• [DESCRIPTION OF THE TASK]: Drop the pictures from the entries below, then reproduce the rest exactly.

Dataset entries
▽
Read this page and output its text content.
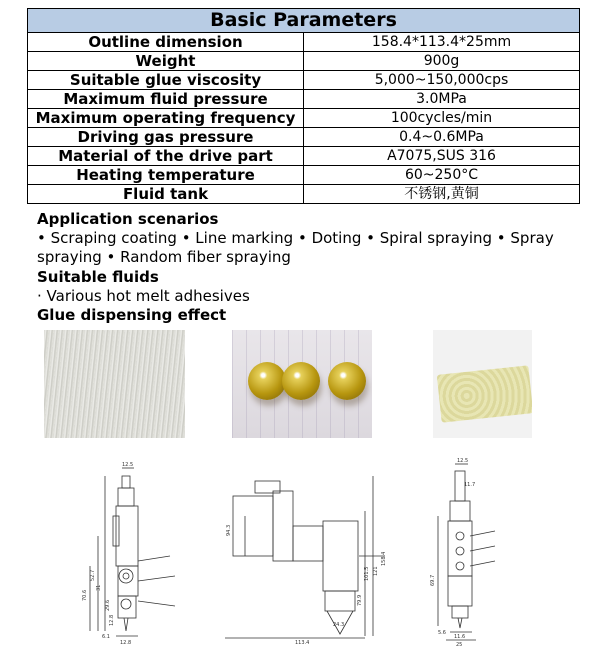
Basic Parameters	
Outline dimension	158.4*113.4*25mm
Weight	900g
Suitable glue viscosity	5,000~150,000cps
Maximum fluid pressure	3.0MPa
Maximum operating frequency	100cycles/min
Driving gas pressure	0.4~0.6MPa
Material of the drive part	A7075,SUS 316
Heating temperature	60~250°C
Fluid tank	不锈钢,黄铜
Application scenarios
• Scraping coating • Line marking • Doting • Spiral spraying • Spray spraying • Random fiber spraying
Suitable fluids
· Various hot melt adhesives
Glue dispensing effect
12.5
31
52.7
70.6
29.6
12.8
12.8
6.1
113.4
158.4
121
101.5
94.3
79.9
24.3
12.5
11.7
11.6
25
69.7
5.6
△
• [WORKED ANSWER]:
Read this page and output its text content.
Basic Parameters	
Outline dimension	158.4*113.4*25mm
Weight	900g
Suitable glue viscosity	5,000~150,000cps
Maximum fluid pressure	3.0MPa
Maximum operating frequency	100cycles/min
Driving gas pressure	0.4~0.6MPa
Material of the drive part	A7075,SUS 316
Heating temperature	60~250°C
Fluid tank	不锈钢,黄铜
Application scenarios
• Scraping coating • Line marking • Doting • Spiral spraying • Spray spraying • Random fiber spraying
Suitable fluids
· Various hot melt adhesives
Glue dispensing effect
12.5
31
52.7
70.6
29.6
12.8
12.8
6.1
113.4
158.4
121
101.5
94.3
79.9
24.3
12.5
11.7
11.6
25
69.7
5.6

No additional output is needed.